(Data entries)

____________

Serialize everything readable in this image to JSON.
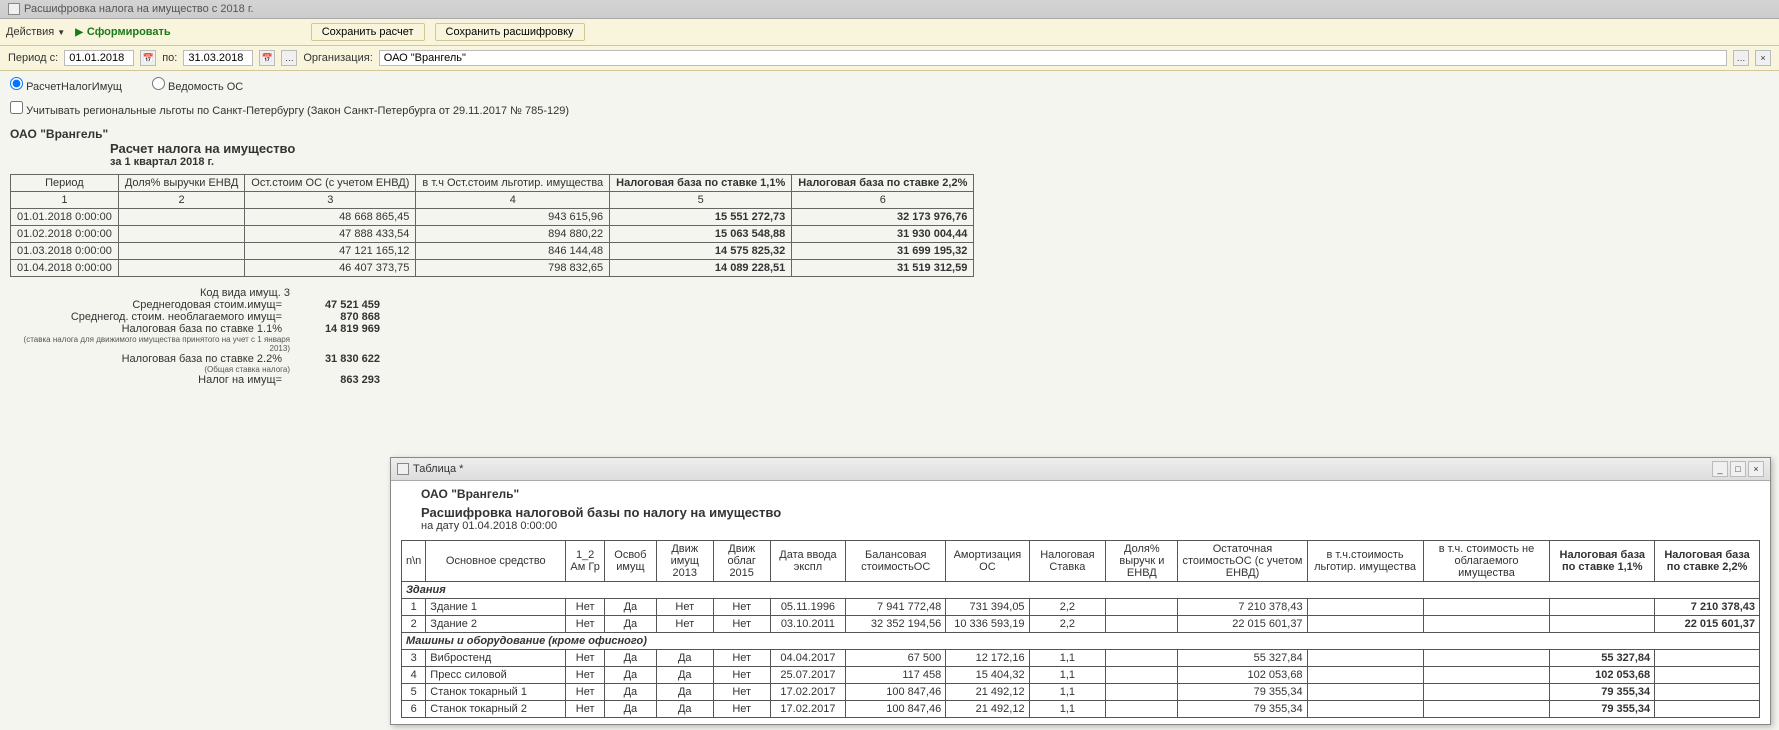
{
  "window": {
    "title": "Расшифровка налога на имущество с 2018 г."
  },
  "toolbar": {
    "actions": "Действия",
    "form": "Сформировать",
    "save_calc": "Сохранить расчет",
    "save_detail": "Сохранить расшифровку"
  },
  "params": {
    "period_label": "Период с:",
    "date_from": "01.01.2018",
    "to_label": "по:",
    "date_to": "31.03.2018",
    "org_label": "Организация:",
    "org_value": "ОАО \"Врангель\""
  },
  "radios": {
    "calc": "РасчетНалогИмущ",
    "vedom": "Ведомость ОС"
  },
  "checkbox": {
    "regional": "Учитывать региональные льготы по Санкт-Петербургу (Закон Санкт-Петербурга от 29.11.2017 № 785-129)"
  },
  "report": {
    "org": "ОАО \"Врангель\"",
    "title": "Расчет налога на имущество",
    "subtitle": "за 1 квартал 2018 г.",
    "headers": {
      "period": "Период",
      "share": "Доля% выручки ЕНВД",
      "ost": "Ост.стоим ОС (с учетом ЕНВД)",
      "lgot": "в т.ч Ост.стоим льготир. имущества",
      "base11": "Налоговая база по ставке 1,1%",
      "base22": "Налоговая база по ставке 2,2%"
    },
    "colnums": [
      "1",
      "2",
      "3",
      "4",
      "5",
      "6"
    ],
    "rows": [
      {
        "period": "01.01.2018 0:00:00",
        "share": "",
        "ost": "48 668 865,45",
        "lgot": "943 615,96",
        "b11": "15 551 272,73",
        "b22": "32 173 976,76"
      },
      {
        "period": "01.02.2018 0:00:00",
        "share": "",
        "ost": "47 888 433,54",
        "lgot": "894 880,22",
        "b11": "15 063 548,88",
        "b22": "31 930 004,44"
      },
      {
        "period": "01.03.2018 0:00:00",
        "share": "",
        "ost": "47 121 165,12",
        "lgot": "846 144,48",
        "b11": "14 575 825,32",
        "b22": "31 699 195,32"
      },
      {
        "period": "01.04.2018 0:00:00",
        "share": "",
        "ost": "46 407 373,75",
        "lgot": "798 832,65",
        "b11": "14 089 228,51",
        "b22": "31 519 312,59"
      }
    ],
    "kod_label": "Код вида имущ. 3",
    "summary": [
      {
        "label": "Среднегодовая стоим.имущ=",
        "val": "47 521 459",
        "sub": ""
      },
      {
        "label": "Среднегод. стоим. необлагаемого имущ=",
        "val": "870 868",
        "sub": ""
      },
      {
        "label": "Налоговая база по ставке 1.1%",
        "val": "14 819 969",
        "sub": "(ставка налога для движимого имущества принятого на учет с 1 января 2013)"
      },
      {
        "label": "Налоговая база по ставке 2.2%",
        "val": "31 830 622",
        "sub": "(Общая ставка налога)"
      },
      {
        "label": "Налог на имущ=",
        "val": "863 293",
        "sub": ""
      }
    ]
  },
  "floatwin": {
    "title": "Таблица *",
    "org": "ОАО \"Врангель\"",
    "title2": "Расшифровка налоговой базы по налогу на имущество",
    "ondate": "на дату  01.04.2018 0:00:00",
    "headers": {
      "nn": "n\\n",
      "os": "Основное средство",
      "amgr": "1_2 Ам Гр",
      "osvob": "Освоб имущ",
      "dv2013": "Движ имущ 2013",
      "dv2015": "Движ облаг 2015",
      "date": "Дата ввода экспл",
      "bal": "Балансовая стоимостьОС",
      "amort": "Амортизация ОС",
      "rate": "Налоговая Ставка",
      "share": "Доля% выручк и ЕНВД",
      "ost": "Остаточная стоимостьОС (с учетом ЕНВД)",
      "lgot": "в т.ч.стоимость льготир. имущества",
      "neobl": "в т.ч. стоимость не облагаемого имущества",
      "b11": "Налоговая база по ставке 1,1%",
      "b22": "Налоговая база по ставке 2,2%"
    },
    "sections": [
      {
        "title": "Здания",
        "rows": [
          {
            "n": "1",
            "os": "Здание 1",
            "amgr": "Нет",
            "osvob": "Да",
            "dv2013": "Нет",
            "dv2015": "Нет",
            "date": "05.11.1996",
            "bal": "7 941 772,48",
            "amort": "731 394,05",
            "rate": "2,2",
            "share": "",
            "ost": "7 210 378,43",
            "lgot": "",
            "neobl": "",
            "b11": "",
            "b22": "7 210 378,43"
          },
          {
            "n": "2",
            "os": "Здание 2",
            "amgr": "Нет",
            "osvob": "Да",
            "dv2013": "Нет",
            "dv2015": "Нет",
            "date": "03.10.2011",
            "bal": "32 352 194,56",
            "amort": "10 336 593,19",
            "rate": "2,2",
            "share": "",
            "ost": "22 015 601,37",
            "lgot": "",
            "neobl": "",
            "b11": "",
            "b22": "22 015 601,37"
          }
        ]
      },
      {
        "title": "Машины и оборудование (кроме офисного)",
        "rows": [
          {
            "n": "3",
            "os": "Вибростенд",
            "amgr": "Нет",
            "osvob": "Да",
            "dv2013": "Да",
            "dv2015": "Нет",
            "date": "04.04.2017",
            "bal": "67 500",
            "amort": "12 172,16",
            "rate": "1,1",
            "share": "",
            "ost": "55 327,84",
            "lgot": "",
            "neobl": "",
            "b11": "55 327,84",
            "b22": ""
          },
          {
            "n": "4",
            "os": "Пресс силовой",
            "amgr": "Нет",
            "osvob": "Да",
            "dv2013": "Да",
            "dv2015": "Нет",
            "date": "25.07.2017",
            "bal": "117 458",
            "amort": "15 404,32",
            "rate": "1,1",
            "share": "",
            "ost": "102 053,68",
            "lgot": "",
            "neobl": "",
            "b11": "102 053,68",
            "b22": ""
          },
          {
            "n": "5",
            "os": "Станок токарный 1",
            "amgr": "Нет",
            "osvob": "Да",
            "dv2013": "Да",
            "dv2015": "Нет",
            "date": "17.02.2017",
            "bal": "100 847,46",
            "amort": "21 492,12",
            "rate": "1,1",
            "share": "",
            "ost": "79 355,34",
            "lgot": "",
            "neobl": "",
            "b11": "79 355,34",
            "b22": ""
          },
          {
            "n": "6",
            "os": "Станок токарный 2",
            "amgr": "Нет",
            "osvob": "Да",
            "dv2013": "Да",
            "dv2015": "Нет",
            "date": "17.02.2017",
            "bal": "100 847,46",
            "amort": "21 492,12",
            "rate": "1,1",
            "share": "",
            "ost": "79 355,34",
            "lgot": "",
            "neobl": "",
            "b11": "79 355,34",
            "b22": ""
          }
        ]
      }
    ]
  }
}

____________

■ **Exercise aim**
Pictures are not part of the copy; output everything else in the records exactly.

■ **Result**
Serialize everything readable in this image to JSON.
{
  "window": {
    "title": "Расшифровка налога на имущество с 2018 г."
  },
  "toolbar": {
    "actions": "Действия",
    "form": "Сформировать",
    "save_calc": "Сохранить расчет",
    "save_detail": "Сохранить расшифровку"
  },
  "params": {
    "period_label": "Период с:",
    "date_from": "01.01.2018",
    "to_label": "по:",
    "date_to": "31.03.2018",
    "org_label": "Организация:",
    "org_value": "ОАО \"Врангель\""
  },
  "radios": {
    "calc": "РасчетНалогИмущ",
    "vedom": "Ведомость ОС"
  },
  "checkbox": {
    "regional": "Учитывать региональные льготы по Санкт-Петербургу (Закон Санкт-Петербурга от 29.11.2017 № 785-129)"
  },
  "report": {
    "org": "ОАО \"Врангель\"",
    "title": "Расчет налога на имущество",
    "subtitle": "за 1 квартал 2018 г.",
    "headers": {
      "period": "Период",
      "share": "Доля% выручки ЕНВД",
      "ost": "Ост.стоим ОС (с учетом ЕНВД)",
      "lgot": "в т.ч Ост.стоим льготир. имущества",
      "base11": "Налоговая база по ставке 1,1%",
      "base22": "Налоговая база по ставке 2,2%"
    },
    "colnums": [
      "1",
      "2",
      "3",
      "4",
      "5",
      "6"
    ],
    "rows": [
      {
        "period": "01.01.2018 0:00:00",
        "share": "",
        "ost": "48 668 865,45",
        "lgot": "943 615,96",
        "b11": "15 551 272,73",
        "b22": "32 173 976,76"
      },
      {
        "period": "01.02.2018 0:00:00",
        "share": "",
        "ost": "47 888 433,54",
        "lgot": "894 880,22",
        "b11": "15 063 548,88",
        "b22": "31 930 004,44"
      },
      {
        "period": "01.03.2018 0:00:00",
        "share": "",
        "ost": "47 121 165,12",
        "lgot": "846 144,48",
        "b11": "14 575 825,32",
        "b22": "31 699 195,32"
      },
      {
        "period": "01.04.2018 0:00:00",
        "share": "",
        "ost": "46 407 373,75",
        "lgot": "798 832,65",
        "b11": "14 089 228,51",
        "b22": "31 519 312,59"
      }
    ],
    "kod_label": "Код вида имущ. 3",
    "summary": [
      {
        "label": "Среднегодовая стоим.имущ=",
        "val": "47 521 459",
        "sub": ""
      },
      {
        "label": "Среднегод. стоим. необлагаемого имущ=",
        "val": "870 868",
        "sub": ""
      },
      {
        "label": "Налоговая база по ставке 1.1%",
        "val": "14 819 969",
        "sub": "(ставка налога для движимого имущества принятого на учет с 1 января 2013)"
      },
      {
        "label": "Налоговая база по ставке 2.2%",
        "val": "31 830 622",
        "sub": "(Общая ставка налога)"
      },
      {
        "label": "Налог на имущ=",
        "val": "863 293",
        "sub": ""
      }
    ]
  },
  "floatwin": {
    "title": "Таблица *",
    "org": "ОАО \"Врангель\"",
    "title2": "Расшифровка налоговой базы по налогу на имущество",
    "ondate": "на дату  01.04.2018 0:00:00",
    "headers": {
      "nn": "n\\n",
      "os": "Основное средство",
      "amgr": "1_2 Ам Гр",
      "osvob": "Освоб имущ",
      "dv2013": "Движ имущ 2013",
      "dv2015": "Движ облаг 2015",
      "date": "Дата ввода экспл",
      "bal": "Балансовая стоимостьОС",
      "amort": "Амортизация ОС",
      "rate": "Налоговая Ставка",
      "share": "Доля% выручк и ЕНВД",
      "ost": "Остаточная стоимостьОС (с учетом ЕНВД)",
      "lgot": "в т.ч.стоимость льготир. имущества",
      "neobl": "в т.ч. стоимость не облагаемого имущества",
      "b11": "Налоговая база по ставке 1,1%",
      "b22": "Налоговая база по ставке 2,2%"
    },
    "sections": [
      {
        "title": "Здания",
        "rows": [
          {
            "n": "1",
            "os": "Здание 1",
            "amgr": "Нет",
            "osvob": "Да",
            "dv2013": "Нет",
            "dv2015": "Нет",
            "date": "05.11.1996",
            "bal": "7 941 772,48",
            "amort": "731 394,05",
            "rate": "2,2",
            "share": "",
            "ost": "7 210 378,43",
            "lgot": "",
            "neobl": "",
            "b11": "",
            "b22": "7 210 378,43"
          },
          {
            "n": "2",
            "os": "Здание 2",
            "amgr": "Нет",
            "osvob": "Да",
            "dv2013": "Нет",
            "dv2015": "Нет",
            "date": "03.10.2011",
            "bal": "32 352 194,56",
            "amort": "10 336 593,19",
            "rate": "2,2",
            "share": "",
            "ost": "22 015 601,37",
            "lgot": "",
            "neobl": "",
            "b11": "",
            "b22": "22 015 601,37"
          }
        ]
      },
      {
        "title": "Машины и оборудование (кроме офисного)",
        "rows": [
          {
            "n": "3",
            "os": "Вибростенд",
            "amgr": "Нет",
            "osvob": "Да",
            "dv2013": "Да",
            "dv2015": "Нет",
            "date": "04.04.2017",
            "bal": "67 500",
            "amort": "12 172,16",
            "rate": "1,1",
            "share": "",
            "ost": "55 327,84",
            "lgot": "",
            "neobl": "",
            "b11": "55 327,84",
            "b22": ""
          },
          {
            "n": "4",
            "os": "Пресс силовой",
            "amgr": "Нет",
            "osvob": "Да",
            "dv2013": "Да",
            "dv2015": "Нет",
            "date": "25.07.2017",
            "bal": "117 458",
            "amort": "15 404,32",
            "rate": "1,1",
            "share": "",
            "ost": "102 053,68",
            "lgot": "",
            "neobl": "",
            "b11": "102 053,68",
            "b22": ""
          },
          {
            "n": "5",
            "os": "Станок токарный 1",
            "amgr": "Нет",
            "osvob": "Да",
            "dv2013": "Да",
            "dv2015": "Нет",
            "date": "17.02.2017",
            "bal": "100 847,46",
            "amort": "21 492,12",
            "rate": "1,1",
            "share": "",
            "ost": "79 355,34",
            "lgot": "",
            "neobl": "",
            "b11": "79 355,34",
            "b22": ""
          },
          {
            "n": "6",
            "os": "Станок токарный 2",
            "amgr": "Нет",
            "osvob": "Да",
            "dv2013": "Да",
            "dv2015": "Нет",
            "date": "17.02.2017",
            "bal": "100 847,46",
            "amort": "21 492,12",
            "rate": "1,1",
            "share": "",
            "ost": "79 355,34",
            "lgot": "",
            "neobl": "",
            "b11": "79 355,34",
            "b22": ""
          }
        ]
      }
    ]
  }
}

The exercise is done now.